# Your objective:
Each entry below is to be written out exactly, and the pictures are to be left out.

** BEGIN Working data **

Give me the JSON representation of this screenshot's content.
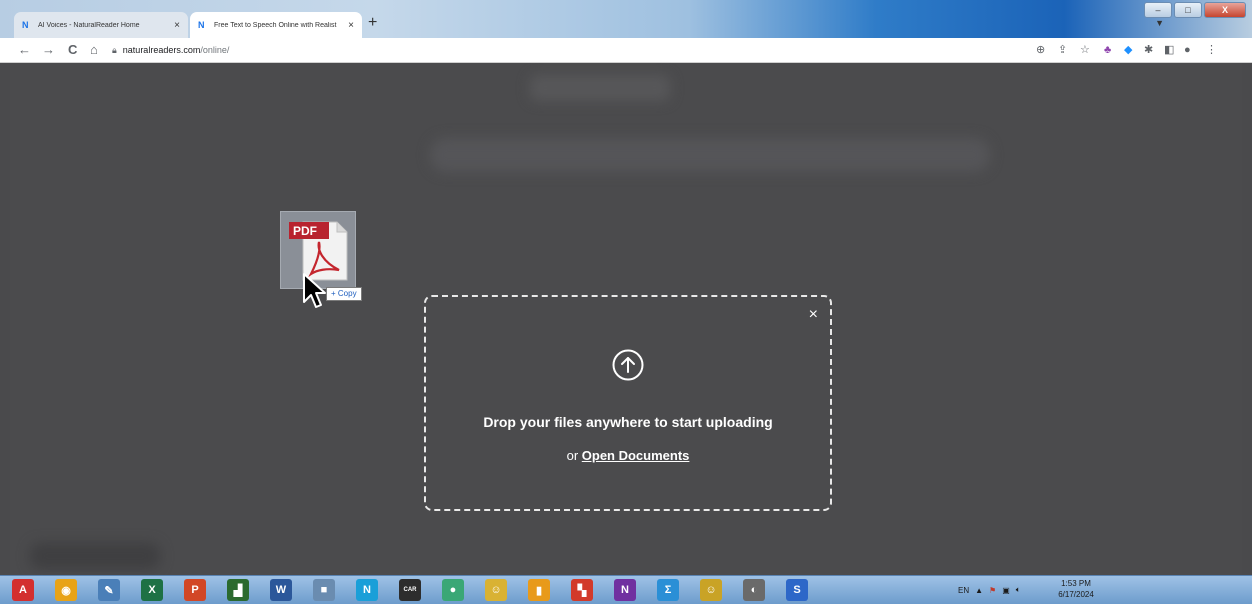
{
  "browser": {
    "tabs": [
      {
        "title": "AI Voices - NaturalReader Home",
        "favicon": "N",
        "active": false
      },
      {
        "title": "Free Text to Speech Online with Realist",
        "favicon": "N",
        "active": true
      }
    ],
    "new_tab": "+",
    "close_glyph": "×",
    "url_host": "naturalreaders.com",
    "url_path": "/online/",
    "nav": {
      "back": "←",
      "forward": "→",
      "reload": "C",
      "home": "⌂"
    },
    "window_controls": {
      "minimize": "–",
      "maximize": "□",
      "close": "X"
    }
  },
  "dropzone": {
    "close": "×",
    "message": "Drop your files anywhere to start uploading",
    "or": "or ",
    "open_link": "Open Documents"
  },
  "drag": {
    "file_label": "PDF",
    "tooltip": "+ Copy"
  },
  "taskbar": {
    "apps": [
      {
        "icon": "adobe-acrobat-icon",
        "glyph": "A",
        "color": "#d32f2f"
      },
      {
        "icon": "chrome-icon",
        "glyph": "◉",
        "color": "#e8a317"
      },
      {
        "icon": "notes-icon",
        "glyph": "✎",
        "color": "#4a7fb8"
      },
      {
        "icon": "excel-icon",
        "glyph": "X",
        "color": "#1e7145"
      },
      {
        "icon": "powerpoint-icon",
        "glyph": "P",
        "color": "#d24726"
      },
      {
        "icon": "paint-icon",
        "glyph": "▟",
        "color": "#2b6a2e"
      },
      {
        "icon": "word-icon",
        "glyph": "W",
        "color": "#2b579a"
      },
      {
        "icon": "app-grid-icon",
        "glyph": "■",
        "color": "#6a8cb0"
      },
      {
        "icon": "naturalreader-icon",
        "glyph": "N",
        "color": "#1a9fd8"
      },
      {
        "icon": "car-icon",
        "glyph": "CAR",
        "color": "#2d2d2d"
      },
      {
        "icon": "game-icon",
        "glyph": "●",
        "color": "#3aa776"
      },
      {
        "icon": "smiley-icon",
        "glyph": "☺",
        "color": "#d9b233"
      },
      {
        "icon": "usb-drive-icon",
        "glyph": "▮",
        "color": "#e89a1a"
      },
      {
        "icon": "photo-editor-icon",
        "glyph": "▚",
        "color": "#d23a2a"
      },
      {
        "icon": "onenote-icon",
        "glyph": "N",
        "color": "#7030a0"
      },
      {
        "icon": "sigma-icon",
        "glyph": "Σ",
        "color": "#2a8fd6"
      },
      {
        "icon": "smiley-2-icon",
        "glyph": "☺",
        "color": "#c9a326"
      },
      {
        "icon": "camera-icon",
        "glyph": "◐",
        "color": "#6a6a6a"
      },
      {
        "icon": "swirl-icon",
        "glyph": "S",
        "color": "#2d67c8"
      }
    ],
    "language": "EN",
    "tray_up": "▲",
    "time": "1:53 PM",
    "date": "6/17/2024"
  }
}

** END Working data **

# Exercise result:
Give me the JSON representation of this screenshot's content.
{
  "browser": {
    "tabs": [
      {
        "title": "AI Voices - NaturalReader Home",
        "favicon": "N",
        "active": false
      },
      {
        "title": "Free Text to Speech Online with Realist",
        "favicon": "N",
        "active": true
      }
    ],
    "new_tab": "+",
    "close_glyph": "×",
    "url_host": "naturalreaders.com",
    "url_path": "/online/",
    "nav": {
      "back": "←",
      "forward": "→",
      "reload": "C",
      "home": "⌂"
    },
    "window_controls": {
      "minimize": "–",
      "maximize": "□",
      "close": "X"
    }
  },
  "dropzone": {
    "close": "×",
    "message": "Drop your files anywhere to start uploading",
    "or": "or ",
    "open_link": "Open Documents"
  },
  "drag": {
    "file_label": "PDF",
    "tooltip": "+ Copy"
  },
  "taskbar": {
    "apps": [
      {
        "icon": "adobe-acrobat-icon",
        "glyph": "A",
        "color": "#d32f2f"
      },
      {
        "icon": "chrome-icon",
        "glyph": "◉",
        "color": "#e8a317"
      },
      {
        "icon": "notes-icon",
        "glyph": "✎",
        "color": "#4a7fb8"
      },
      {
        "icon": "excel-icon",
        "glyph": "X",
        "color": "#1e7145"
      },
      {
        "icon": "powerpoint-icon",
        "glyph": "P",
        "color": "#d24726"
      },
      {
        "icon": "paint-icon",
        "glyph": "▟",
        "color": "#2b6a2e"
      },
      {
        "icon": "word-icon",
        "glyph": "W",
        "color": "#2b579a"
      },
      {
        "icon": "app-grid-icon",
        "glyph": "■",
        "color": "#6a8cb0"
      },
      {
        "icon": "naturalreader-icon",
        "glyph": "N",
        "color": "#1a9fd8"
      },
      {
        "icon": "car-icon",
        "glyph": "CAR",
        "color": "#2d2d2d"
      },
      {
        "icon": "game-icon",
        "glyph": "●",
        "color": "#3aa776"
      },
      {
        "icon": "smiley-icon",
        "glyph": "☺",
        "color": "#d9b233"
      },
      {
        "icon": "usb-drive-icon",
        "glyph": "▮",
        "color": "#e89a1a"
      },
      {
        "icon": "photo-editor-icon",
        "glyph": "▚",
        "color": "#d23a2a"
      },
      {
        "icon": "onenote-icon",
        "glyph": "N",
        "color": "#7030a0"
      },
      {
        "icon": "sigma-icon",
        "glyph": "Σ",
        "color": "#2a8fd6"
      },
      {
        "icon": "smiley-2-icon",
        "glyph": "☺",
        "color": "#c9a326"
      },
      {
        "icon": "camera-icon",
        "glyph": "◐",
        "color": "#6a6a6a"
      },
      {
        "icon": "swirl-icon",
        "glyph": "S",
        "color": "#2d67c8"
      }
    ],
    "language": "EN",
    "tray_up": "▲",
    "time": "1:53 PM",
    "date": "6/17/2024"
  }
}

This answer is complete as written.